WHAT THE TASK ASKS:
Every line from the one that holds "Convert this screenshot" through the final line should be returned exactly. Omit the pictures.

RECORDS FOR THE EXERCISE:
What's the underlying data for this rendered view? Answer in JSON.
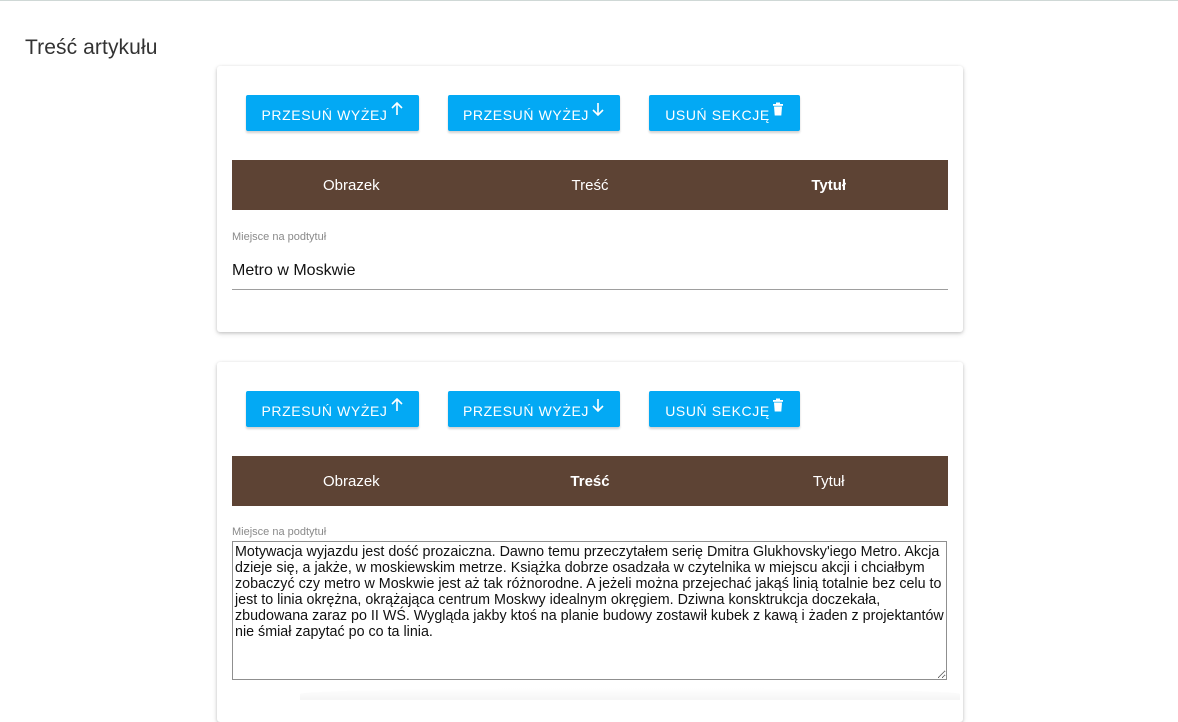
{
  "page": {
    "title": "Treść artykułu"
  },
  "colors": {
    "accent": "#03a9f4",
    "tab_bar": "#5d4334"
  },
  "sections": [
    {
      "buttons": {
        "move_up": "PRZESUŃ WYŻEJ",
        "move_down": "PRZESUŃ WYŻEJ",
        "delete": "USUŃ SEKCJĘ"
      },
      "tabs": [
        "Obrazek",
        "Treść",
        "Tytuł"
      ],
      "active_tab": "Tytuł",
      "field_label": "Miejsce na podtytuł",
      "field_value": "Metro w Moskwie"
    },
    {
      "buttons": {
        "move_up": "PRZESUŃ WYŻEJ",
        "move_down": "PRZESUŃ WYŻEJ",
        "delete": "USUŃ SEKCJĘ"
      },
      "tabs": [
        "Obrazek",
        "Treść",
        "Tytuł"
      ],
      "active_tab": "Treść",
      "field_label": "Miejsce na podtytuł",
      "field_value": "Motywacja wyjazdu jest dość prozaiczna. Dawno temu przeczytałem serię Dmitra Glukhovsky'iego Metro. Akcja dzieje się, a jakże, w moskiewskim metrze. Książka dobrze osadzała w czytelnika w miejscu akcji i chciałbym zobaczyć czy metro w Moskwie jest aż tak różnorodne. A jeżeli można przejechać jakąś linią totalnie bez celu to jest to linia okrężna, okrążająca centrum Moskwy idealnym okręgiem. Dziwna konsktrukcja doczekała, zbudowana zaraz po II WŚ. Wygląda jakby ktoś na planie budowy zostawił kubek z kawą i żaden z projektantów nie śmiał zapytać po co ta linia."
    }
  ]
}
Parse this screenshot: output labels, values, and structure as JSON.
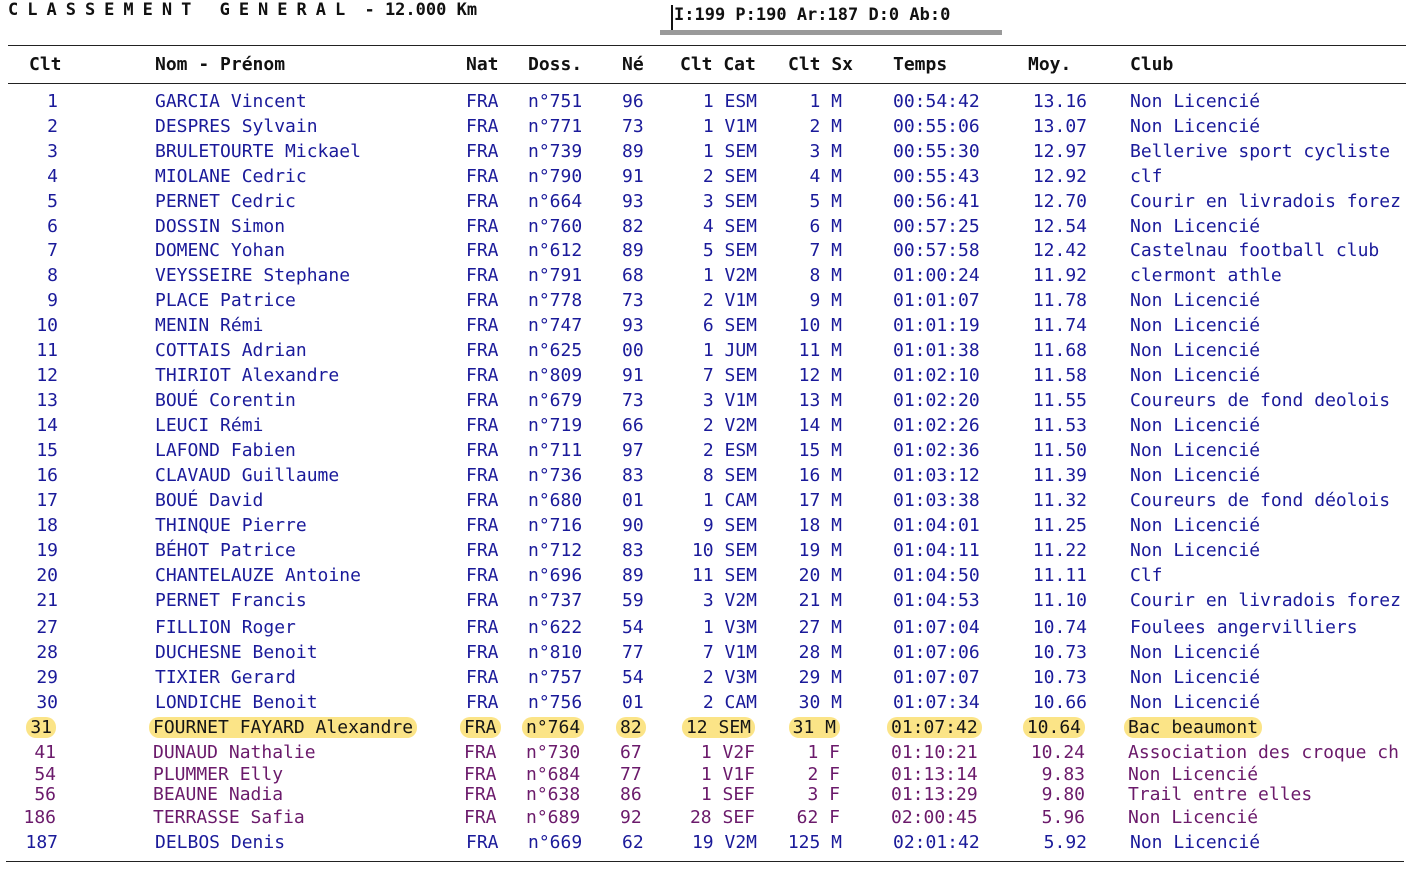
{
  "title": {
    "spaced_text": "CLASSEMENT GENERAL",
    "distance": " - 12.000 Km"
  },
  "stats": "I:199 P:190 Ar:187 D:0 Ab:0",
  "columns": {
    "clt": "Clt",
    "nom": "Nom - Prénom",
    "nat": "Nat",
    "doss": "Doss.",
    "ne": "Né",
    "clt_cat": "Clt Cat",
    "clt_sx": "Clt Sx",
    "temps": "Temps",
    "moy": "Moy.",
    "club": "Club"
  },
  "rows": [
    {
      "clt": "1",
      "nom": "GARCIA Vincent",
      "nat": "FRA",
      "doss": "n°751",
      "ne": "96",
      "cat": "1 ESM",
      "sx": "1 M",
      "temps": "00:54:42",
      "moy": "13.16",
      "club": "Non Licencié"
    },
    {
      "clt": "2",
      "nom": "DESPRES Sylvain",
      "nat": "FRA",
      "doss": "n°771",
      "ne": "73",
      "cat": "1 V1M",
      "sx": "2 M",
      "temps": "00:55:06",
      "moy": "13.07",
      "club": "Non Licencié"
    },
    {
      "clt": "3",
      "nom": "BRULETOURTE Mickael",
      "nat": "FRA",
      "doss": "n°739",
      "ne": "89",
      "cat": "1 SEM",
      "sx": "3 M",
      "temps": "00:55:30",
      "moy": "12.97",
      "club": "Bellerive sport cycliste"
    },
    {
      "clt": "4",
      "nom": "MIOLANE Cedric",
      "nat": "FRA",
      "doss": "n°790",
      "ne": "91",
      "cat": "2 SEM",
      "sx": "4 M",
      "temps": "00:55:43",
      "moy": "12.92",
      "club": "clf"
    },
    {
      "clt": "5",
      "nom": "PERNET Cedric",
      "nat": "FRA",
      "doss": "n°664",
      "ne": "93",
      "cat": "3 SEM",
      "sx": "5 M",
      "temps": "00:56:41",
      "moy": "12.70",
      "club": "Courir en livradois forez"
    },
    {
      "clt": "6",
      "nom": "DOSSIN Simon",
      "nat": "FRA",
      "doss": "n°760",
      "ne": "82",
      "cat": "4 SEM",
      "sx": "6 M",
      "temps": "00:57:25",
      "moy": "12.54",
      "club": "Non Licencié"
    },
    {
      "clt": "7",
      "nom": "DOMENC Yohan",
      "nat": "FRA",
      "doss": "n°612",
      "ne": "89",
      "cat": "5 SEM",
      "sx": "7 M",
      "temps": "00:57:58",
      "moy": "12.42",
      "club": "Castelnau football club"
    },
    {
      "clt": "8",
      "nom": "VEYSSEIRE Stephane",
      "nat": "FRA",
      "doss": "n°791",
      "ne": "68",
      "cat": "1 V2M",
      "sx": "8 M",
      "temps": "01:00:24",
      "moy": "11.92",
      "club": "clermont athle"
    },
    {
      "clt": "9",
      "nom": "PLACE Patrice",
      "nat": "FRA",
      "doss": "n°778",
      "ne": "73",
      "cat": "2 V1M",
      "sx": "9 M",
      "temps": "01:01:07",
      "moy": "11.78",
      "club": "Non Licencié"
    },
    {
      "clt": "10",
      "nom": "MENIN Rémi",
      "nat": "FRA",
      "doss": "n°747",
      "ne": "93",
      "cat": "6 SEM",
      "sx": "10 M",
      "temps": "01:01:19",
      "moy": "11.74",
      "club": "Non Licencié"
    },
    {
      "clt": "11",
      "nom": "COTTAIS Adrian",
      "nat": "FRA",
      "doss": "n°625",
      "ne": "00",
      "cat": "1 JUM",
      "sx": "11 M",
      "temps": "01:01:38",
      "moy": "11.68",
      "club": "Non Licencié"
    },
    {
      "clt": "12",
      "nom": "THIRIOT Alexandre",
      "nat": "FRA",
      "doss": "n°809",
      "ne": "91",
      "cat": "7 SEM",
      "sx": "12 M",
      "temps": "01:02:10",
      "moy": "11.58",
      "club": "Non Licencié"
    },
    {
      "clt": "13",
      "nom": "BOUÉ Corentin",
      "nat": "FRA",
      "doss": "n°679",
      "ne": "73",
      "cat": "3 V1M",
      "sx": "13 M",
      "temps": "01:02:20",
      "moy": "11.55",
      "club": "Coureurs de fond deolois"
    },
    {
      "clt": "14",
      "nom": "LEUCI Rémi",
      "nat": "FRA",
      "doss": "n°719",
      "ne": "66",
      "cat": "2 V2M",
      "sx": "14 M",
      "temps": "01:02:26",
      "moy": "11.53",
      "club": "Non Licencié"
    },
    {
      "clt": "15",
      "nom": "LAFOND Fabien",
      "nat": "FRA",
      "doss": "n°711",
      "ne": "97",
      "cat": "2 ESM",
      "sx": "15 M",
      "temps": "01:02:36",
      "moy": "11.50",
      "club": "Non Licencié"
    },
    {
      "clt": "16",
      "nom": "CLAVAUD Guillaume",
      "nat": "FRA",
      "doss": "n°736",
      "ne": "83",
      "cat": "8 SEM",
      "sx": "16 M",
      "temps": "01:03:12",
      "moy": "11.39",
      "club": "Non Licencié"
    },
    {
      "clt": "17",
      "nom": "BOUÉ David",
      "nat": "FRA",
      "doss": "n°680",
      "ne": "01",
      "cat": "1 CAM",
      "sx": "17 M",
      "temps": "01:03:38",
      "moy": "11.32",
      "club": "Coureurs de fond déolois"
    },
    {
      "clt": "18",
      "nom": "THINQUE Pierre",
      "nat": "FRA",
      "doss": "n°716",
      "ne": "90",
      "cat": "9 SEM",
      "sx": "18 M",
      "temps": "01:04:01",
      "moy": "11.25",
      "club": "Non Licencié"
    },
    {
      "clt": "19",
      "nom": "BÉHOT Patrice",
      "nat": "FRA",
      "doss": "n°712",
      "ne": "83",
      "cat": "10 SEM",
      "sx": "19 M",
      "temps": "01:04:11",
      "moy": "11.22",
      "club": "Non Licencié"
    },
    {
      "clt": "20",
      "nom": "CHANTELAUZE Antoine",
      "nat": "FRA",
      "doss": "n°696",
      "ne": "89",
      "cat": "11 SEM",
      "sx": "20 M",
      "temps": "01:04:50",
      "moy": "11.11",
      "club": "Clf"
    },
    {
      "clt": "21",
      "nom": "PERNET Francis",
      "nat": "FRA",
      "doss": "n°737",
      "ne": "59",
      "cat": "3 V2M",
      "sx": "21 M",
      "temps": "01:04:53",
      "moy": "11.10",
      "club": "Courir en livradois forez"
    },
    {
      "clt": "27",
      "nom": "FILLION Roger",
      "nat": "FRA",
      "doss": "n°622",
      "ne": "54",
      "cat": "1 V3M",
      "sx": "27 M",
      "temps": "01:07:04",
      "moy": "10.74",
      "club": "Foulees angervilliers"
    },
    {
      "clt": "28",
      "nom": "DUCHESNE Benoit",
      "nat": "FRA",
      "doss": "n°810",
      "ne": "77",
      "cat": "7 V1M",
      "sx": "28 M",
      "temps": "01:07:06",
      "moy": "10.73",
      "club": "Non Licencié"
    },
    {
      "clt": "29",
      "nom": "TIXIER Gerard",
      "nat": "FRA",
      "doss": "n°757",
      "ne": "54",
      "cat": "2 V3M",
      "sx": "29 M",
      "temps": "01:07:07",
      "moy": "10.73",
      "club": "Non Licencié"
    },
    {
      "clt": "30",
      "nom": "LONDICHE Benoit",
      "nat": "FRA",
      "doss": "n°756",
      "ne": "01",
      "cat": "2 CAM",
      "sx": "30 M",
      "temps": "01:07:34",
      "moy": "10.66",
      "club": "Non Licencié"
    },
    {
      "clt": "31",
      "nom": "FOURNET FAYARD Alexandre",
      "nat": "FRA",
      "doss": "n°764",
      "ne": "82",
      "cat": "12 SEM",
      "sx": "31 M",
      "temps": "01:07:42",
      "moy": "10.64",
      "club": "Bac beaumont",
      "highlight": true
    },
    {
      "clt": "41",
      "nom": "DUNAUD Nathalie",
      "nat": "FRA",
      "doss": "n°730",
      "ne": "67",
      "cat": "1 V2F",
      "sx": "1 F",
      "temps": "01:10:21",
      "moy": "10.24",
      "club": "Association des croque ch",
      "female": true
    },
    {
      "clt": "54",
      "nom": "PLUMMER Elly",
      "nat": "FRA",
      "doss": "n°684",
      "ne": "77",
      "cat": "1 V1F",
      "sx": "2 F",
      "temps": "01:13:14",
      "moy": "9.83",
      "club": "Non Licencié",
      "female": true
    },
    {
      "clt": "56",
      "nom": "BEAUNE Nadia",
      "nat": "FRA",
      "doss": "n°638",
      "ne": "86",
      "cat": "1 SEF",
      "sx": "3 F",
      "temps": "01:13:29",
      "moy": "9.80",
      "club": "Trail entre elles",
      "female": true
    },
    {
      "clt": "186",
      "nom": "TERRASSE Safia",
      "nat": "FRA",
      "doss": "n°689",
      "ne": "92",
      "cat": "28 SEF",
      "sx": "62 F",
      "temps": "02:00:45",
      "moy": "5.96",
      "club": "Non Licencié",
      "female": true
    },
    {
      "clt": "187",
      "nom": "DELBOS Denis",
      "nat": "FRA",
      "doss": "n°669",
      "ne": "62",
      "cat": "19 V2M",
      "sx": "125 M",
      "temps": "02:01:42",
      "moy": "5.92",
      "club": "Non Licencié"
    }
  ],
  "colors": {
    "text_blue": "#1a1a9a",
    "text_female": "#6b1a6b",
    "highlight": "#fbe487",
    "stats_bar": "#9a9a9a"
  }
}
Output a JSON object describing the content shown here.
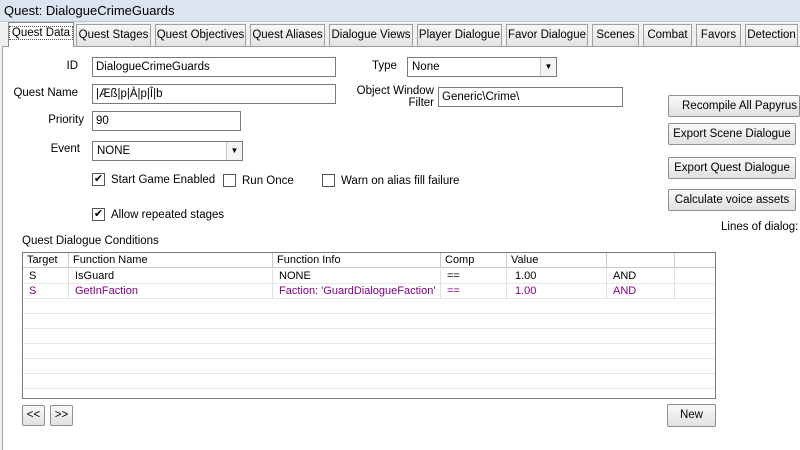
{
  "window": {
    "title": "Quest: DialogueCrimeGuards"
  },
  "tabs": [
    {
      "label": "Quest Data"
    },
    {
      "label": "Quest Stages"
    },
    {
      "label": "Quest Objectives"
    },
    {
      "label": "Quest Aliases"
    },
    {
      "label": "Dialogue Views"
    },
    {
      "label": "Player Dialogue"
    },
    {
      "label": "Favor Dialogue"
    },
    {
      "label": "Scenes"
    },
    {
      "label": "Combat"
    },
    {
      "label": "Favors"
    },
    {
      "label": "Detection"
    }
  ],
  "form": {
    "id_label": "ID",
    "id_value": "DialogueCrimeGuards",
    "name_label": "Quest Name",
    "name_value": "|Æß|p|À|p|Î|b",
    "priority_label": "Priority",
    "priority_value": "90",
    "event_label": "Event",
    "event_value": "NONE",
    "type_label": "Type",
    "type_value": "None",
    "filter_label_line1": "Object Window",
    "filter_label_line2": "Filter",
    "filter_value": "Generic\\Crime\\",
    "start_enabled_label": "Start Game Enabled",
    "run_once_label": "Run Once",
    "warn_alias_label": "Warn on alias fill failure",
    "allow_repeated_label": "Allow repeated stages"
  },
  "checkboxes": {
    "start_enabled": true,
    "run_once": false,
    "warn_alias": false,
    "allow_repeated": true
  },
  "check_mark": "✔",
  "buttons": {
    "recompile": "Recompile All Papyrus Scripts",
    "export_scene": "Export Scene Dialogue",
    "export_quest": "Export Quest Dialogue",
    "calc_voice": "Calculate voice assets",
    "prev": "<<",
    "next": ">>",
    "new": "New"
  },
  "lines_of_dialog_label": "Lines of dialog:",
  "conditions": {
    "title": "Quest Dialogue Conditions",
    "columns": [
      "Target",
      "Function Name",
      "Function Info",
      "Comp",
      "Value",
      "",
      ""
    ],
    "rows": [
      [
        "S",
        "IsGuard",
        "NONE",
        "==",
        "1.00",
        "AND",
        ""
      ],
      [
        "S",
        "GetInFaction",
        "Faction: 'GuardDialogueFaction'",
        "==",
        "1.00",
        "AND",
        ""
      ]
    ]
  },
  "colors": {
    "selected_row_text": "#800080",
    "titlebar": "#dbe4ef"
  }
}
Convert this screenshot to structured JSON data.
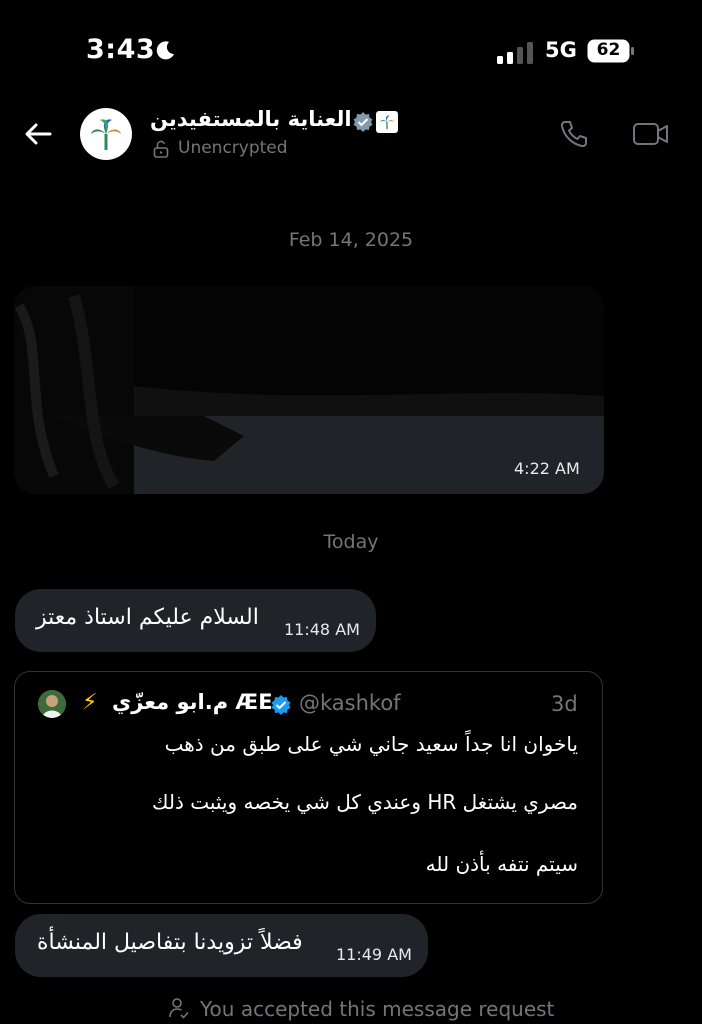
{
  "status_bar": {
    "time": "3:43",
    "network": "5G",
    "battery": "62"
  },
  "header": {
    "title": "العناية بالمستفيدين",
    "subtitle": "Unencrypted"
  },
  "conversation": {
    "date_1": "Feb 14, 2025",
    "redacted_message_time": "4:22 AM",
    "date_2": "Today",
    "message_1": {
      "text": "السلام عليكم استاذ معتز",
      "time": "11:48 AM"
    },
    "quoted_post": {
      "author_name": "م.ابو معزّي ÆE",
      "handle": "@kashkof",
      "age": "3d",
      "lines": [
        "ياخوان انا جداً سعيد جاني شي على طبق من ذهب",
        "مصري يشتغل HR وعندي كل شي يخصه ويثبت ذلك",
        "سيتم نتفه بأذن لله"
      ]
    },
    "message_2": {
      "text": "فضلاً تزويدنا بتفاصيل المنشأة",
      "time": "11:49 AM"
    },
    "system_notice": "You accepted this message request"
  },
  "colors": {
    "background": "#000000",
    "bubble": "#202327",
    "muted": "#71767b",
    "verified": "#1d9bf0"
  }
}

SOLVED EXERCISE:
Convert this screenshot to structured JSON data.
{
  "status_bar": {
    "time": "3:43",
    "network": "5G",
    "battery": "62"
  },
  "header": {
    "title": "العناية بالمستفيدين",
    "subtitle": "Unencrypted"
  },
  "conversation": {
    "date_1": "Feb 14, 2025",
    "redacted_message_time": "4:22 AM",
    "date_2": "Today",
    "message_1": {
      "text": "السلام عليكم استاذ معتز",
      "time": "11:48 AM"
    },
    "quoted_post": {
      "author_name": "م.ابو معزّي ÆE",
      "handle": "@kashkof",
      "age": "3d",
      "lines": [
        "ياخوان انا جداً سعيد جاني شي على طبق من ذهب",
        "مصري يشتغل HR وعندي كل شي يخصه ويثبت ذلك",
        "سيتم نتفه بأذن لله"
      ]
    },
    "message_2": {
      "text": "فضلاً تزويدنا بتفاصيل المنشأة",
      "time": "11:49 AM"
    },
    "system_notice": "You accepted this message request"
  },
  "colors": {
    "background": "#000000",
    "bubble": "#202327",
    "muted": "#71767b",
    "verified": "#1d9bf0"
  }
}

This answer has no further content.